**SHORT PROBLEM**
Filter the listing and keep only the lines with the word "JSON".

┏━━

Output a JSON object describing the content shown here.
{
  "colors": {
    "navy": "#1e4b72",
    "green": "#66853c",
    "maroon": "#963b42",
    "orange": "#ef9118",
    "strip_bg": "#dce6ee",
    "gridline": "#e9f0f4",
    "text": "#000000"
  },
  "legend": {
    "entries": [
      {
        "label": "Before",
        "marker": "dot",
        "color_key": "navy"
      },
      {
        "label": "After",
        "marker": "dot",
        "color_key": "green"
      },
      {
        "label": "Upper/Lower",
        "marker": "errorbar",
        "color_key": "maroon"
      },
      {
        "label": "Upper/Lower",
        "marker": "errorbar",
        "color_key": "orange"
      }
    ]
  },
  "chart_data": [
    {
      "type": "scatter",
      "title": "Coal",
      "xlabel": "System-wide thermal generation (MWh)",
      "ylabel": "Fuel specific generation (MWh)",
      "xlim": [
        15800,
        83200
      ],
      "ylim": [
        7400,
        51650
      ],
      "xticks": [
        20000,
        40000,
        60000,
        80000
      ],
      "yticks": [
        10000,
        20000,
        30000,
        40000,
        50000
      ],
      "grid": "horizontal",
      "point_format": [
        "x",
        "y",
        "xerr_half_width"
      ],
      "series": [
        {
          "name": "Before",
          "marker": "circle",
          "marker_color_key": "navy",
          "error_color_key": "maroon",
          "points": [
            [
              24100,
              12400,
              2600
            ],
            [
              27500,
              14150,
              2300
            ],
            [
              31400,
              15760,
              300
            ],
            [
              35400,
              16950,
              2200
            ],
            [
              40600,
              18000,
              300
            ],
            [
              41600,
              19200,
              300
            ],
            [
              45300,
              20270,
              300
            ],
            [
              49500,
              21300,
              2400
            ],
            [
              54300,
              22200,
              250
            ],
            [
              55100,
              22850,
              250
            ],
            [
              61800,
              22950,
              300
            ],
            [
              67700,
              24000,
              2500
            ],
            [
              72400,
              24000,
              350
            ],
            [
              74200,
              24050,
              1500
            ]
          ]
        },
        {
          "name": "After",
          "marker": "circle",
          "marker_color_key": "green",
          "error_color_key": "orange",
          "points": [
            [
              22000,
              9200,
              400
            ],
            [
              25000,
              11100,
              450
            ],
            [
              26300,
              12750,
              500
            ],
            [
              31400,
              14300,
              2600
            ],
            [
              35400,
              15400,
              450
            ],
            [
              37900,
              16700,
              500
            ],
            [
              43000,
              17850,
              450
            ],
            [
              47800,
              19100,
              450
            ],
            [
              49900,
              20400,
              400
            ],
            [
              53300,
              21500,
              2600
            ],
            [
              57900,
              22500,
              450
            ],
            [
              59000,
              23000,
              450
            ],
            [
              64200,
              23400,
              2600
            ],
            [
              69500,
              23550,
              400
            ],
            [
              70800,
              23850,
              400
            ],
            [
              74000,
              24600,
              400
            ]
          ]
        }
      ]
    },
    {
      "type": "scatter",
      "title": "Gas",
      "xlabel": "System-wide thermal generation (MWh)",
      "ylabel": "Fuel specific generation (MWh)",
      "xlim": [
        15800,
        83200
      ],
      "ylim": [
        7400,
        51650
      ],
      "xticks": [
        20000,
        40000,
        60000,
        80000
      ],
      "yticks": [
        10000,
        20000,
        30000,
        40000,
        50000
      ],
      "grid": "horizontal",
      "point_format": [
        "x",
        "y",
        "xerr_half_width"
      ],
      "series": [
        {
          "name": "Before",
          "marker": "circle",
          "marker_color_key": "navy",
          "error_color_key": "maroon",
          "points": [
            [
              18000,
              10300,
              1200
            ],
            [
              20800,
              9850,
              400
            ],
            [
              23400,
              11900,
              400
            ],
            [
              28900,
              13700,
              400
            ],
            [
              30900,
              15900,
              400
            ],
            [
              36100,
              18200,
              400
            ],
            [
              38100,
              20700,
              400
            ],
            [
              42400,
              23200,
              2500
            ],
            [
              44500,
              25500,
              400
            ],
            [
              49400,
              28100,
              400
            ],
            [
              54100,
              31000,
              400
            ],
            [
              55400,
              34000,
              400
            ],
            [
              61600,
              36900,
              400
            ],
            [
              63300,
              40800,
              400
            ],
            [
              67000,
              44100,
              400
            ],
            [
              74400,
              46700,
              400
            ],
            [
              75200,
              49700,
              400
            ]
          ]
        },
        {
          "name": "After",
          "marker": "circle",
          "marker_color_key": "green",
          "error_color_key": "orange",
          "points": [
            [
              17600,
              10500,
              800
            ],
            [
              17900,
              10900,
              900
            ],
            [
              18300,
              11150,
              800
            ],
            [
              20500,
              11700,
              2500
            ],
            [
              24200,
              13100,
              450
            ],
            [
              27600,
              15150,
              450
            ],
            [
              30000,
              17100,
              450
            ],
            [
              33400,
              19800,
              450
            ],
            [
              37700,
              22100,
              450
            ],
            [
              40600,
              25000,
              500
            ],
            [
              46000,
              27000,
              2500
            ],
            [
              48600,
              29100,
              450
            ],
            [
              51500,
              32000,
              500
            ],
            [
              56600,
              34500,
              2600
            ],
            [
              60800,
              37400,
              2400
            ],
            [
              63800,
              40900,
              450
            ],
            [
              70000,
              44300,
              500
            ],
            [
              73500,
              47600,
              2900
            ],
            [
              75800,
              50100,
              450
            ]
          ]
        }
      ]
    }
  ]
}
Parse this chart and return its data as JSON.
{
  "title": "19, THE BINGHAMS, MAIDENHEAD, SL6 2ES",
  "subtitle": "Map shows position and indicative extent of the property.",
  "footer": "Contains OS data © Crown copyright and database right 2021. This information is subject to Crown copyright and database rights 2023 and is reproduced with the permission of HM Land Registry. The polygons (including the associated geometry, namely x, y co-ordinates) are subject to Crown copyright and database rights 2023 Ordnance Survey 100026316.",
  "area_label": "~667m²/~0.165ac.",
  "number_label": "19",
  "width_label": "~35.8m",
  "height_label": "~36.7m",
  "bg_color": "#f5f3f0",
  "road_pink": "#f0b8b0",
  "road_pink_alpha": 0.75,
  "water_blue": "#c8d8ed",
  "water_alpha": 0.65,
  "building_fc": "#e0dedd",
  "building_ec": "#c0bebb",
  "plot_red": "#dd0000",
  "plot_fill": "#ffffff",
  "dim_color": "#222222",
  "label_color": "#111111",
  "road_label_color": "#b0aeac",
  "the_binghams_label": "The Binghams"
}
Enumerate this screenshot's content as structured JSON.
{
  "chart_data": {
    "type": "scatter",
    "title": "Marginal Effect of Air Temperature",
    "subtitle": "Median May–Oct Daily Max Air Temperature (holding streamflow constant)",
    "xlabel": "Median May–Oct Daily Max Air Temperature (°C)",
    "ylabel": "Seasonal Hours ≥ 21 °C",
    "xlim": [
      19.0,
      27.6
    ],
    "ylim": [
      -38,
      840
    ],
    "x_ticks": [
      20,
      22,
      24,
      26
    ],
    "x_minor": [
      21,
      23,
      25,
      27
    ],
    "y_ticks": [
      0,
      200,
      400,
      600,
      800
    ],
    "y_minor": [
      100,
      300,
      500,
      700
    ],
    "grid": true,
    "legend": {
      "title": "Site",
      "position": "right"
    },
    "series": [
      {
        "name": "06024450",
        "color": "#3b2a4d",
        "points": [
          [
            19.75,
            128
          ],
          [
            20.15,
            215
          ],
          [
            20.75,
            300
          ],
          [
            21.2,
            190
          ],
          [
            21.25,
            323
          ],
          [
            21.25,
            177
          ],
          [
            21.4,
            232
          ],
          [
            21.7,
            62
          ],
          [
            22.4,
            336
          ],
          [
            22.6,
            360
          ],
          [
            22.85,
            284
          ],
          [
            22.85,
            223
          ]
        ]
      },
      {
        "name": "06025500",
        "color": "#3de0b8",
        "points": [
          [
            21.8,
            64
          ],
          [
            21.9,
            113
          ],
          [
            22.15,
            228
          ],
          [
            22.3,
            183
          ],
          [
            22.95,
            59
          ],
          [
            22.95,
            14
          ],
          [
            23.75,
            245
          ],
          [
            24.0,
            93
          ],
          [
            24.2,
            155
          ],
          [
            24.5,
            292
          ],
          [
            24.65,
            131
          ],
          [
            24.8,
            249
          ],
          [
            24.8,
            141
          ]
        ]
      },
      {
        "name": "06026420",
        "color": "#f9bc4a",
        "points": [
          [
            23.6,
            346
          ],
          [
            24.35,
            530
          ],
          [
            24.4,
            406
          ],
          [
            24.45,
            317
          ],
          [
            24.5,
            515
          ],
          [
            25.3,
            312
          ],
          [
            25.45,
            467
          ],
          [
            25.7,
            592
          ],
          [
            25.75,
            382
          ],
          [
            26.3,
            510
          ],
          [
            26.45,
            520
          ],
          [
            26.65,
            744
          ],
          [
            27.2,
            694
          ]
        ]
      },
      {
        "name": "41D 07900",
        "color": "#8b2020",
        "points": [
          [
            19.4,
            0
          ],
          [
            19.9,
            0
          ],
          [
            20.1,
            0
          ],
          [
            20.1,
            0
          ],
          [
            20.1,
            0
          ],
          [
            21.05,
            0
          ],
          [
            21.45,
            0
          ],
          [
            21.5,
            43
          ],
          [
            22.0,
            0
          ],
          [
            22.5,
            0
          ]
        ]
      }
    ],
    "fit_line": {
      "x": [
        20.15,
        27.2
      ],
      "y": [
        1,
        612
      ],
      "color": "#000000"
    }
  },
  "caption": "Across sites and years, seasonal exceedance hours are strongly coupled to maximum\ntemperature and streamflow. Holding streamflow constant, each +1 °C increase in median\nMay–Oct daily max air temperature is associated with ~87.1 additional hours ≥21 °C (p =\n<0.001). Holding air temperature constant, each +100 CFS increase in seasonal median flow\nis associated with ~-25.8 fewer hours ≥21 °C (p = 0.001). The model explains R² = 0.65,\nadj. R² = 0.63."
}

┗━━

**WORKED SOLUTION**
Output a JSON object describing the content shown here.
Parse this chart and return its data as JSON.
Enumerate this screenshot's content as structured JSON.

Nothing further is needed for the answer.